● Exercise passage:
== Segment start ==

But there wasn’t a real way to get around using animations here, unless you have a visualizer. If you do, do that!

Updated/New resource : Linear inequality notation

Download the lesson here.

I’m not quite sure what I was thinking when I wrote these slides initially. They were a mess!

For a start, I bundled writing inequalities, number lines and solving all onto one PowerPoint! That’s waaaaaaay too much. It’s also a little ‘disrespectful’ to the topic of inequality notation. That skill is easily worth a lesson on it’s own! I clearly hadn’t sat down and thought clearly enough about the subtleties of the topic.

You can do loads of good spaced learning with inequalities. We can practice ideas of place value.

Hello!

I’ve cleaned this slide up. Before it looked like this :

EEEEEEEK! This is NOT good slide design. Sir! Is number one 1.9 [] 5 ?

I’ve also added lots of whiteboard questions and a little bit of testing if an inequality is true. After all, inequalities are all about systems and logic tests, really.

== Segment end ==

● Exercise description:
Continue the blog post above about reworking the inequality notation lesson, picking up after its final sentence.

● Dataset excerpts:

== Segment start ==

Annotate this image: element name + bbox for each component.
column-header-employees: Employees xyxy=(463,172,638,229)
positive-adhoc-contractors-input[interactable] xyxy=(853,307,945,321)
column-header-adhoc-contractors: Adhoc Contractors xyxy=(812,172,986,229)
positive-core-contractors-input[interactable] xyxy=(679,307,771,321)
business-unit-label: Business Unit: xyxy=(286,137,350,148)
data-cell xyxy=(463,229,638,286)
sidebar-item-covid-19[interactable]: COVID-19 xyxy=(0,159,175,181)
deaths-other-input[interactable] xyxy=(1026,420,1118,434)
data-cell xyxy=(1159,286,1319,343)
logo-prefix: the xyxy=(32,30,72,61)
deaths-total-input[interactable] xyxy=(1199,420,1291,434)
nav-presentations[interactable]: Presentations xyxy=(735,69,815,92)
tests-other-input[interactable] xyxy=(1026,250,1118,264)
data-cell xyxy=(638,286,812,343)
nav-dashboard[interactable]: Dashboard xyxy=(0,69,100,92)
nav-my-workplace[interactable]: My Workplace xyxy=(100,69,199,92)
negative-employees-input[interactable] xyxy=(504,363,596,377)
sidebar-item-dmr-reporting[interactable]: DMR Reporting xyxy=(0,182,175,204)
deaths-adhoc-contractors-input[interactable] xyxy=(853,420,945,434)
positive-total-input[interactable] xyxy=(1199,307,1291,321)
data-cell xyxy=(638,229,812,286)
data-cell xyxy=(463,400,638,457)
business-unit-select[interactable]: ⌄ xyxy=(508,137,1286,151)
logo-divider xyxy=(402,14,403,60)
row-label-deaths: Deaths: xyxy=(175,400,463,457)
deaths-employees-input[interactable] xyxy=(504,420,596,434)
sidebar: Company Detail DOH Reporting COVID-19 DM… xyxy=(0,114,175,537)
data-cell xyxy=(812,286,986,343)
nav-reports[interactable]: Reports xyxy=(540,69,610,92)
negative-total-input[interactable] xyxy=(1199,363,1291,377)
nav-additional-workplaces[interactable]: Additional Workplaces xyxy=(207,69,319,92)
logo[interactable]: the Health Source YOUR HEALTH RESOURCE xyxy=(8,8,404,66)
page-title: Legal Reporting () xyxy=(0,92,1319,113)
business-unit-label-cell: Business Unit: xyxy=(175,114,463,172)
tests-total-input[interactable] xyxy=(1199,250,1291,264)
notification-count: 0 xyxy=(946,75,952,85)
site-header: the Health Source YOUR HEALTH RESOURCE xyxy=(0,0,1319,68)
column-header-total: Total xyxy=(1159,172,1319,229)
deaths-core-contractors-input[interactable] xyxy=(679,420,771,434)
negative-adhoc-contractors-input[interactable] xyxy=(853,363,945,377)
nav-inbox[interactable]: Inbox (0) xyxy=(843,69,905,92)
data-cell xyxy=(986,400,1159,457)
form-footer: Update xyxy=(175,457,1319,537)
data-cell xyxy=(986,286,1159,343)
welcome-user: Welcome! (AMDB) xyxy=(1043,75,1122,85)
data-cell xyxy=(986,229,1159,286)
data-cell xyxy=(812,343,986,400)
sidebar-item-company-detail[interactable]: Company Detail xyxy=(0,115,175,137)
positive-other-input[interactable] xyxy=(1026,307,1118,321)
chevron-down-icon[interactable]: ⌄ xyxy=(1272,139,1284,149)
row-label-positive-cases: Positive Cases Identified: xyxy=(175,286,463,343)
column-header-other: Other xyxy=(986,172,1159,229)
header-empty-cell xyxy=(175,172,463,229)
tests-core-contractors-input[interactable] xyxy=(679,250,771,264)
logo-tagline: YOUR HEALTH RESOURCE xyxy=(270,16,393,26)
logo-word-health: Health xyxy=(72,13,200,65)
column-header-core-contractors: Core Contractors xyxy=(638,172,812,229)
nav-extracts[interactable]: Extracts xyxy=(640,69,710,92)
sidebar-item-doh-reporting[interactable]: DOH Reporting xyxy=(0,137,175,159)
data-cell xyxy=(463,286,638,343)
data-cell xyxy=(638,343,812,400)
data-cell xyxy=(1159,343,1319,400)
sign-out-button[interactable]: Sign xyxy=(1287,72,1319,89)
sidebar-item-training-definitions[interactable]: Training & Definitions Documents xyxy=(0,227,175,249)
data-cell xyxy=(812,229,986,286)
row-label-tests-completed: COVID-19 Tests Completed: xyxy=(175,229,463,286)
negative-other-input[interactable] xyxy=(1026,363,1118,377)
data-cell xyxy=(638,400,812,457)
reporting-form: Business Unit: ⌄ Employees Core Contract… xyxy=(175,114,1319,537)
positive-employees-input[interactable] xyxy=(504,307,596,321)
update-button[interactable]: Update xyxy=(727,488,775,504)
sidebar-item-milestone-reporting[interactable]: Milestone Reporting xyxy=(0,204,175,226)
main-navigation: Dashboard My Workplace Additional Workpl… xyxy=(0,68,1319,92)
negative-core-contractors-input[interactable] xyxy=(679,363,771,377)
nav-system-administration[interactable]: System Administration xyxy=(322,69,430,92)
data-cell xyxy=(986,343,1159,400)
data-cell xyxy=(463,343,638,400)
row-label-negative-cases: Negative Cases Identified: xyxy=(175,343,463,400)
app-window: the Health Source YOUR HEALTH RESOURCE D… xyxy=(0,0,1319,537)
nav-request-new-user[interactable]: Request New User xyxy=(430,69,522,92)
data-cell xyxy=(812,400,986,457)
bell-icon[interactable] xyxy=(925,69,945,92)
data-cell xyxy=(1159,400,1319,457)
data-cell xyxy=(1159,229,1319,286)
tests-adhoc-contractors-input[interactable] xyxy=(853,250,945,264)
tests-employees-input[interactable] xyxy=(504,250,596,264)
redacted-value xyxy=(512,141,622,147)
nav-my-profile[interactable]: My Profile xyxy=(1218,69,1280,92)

== Segment end ==

● Exercise answer:
I’ve also redrawn all my images of inequality number lines in GeoGebra because they looked gross before.

Also

Some interesting answers to this!

Polygons

Get the PowerPoint here.

This is a really small lesson on Polygons. I taught it as a half lesson. Includes a definition of a polygon variation theory thing.

Plus my first ever Quizlet! I liked doing this. I played it as a live game. You can see it in this little video.

Pupils are presented with a term and a definition across several screens, so they have to work together. I really enjoyed doing this.

It’s easy to fall into the trap of ‘I should do Quizlet all the time!’. I think it’s only really good for learning definitions, but it’s definitely a good tool in the arsenal.

Probability words

Get the PowerPoint here.

I know, it’s strange that I’ve left this one until last. I did the silly thing of assuming that since I taught a high ability year 7 group, that they’d be ace at this, but they weren’t, which I caught during a quiz during a plenary.

I’d made the classic mistake of assuming prior knowledge.

As an addendum, I hate stuff like ‘the chance of it being Sunday tomorrow’ because I feel like that’s not really a probability statement.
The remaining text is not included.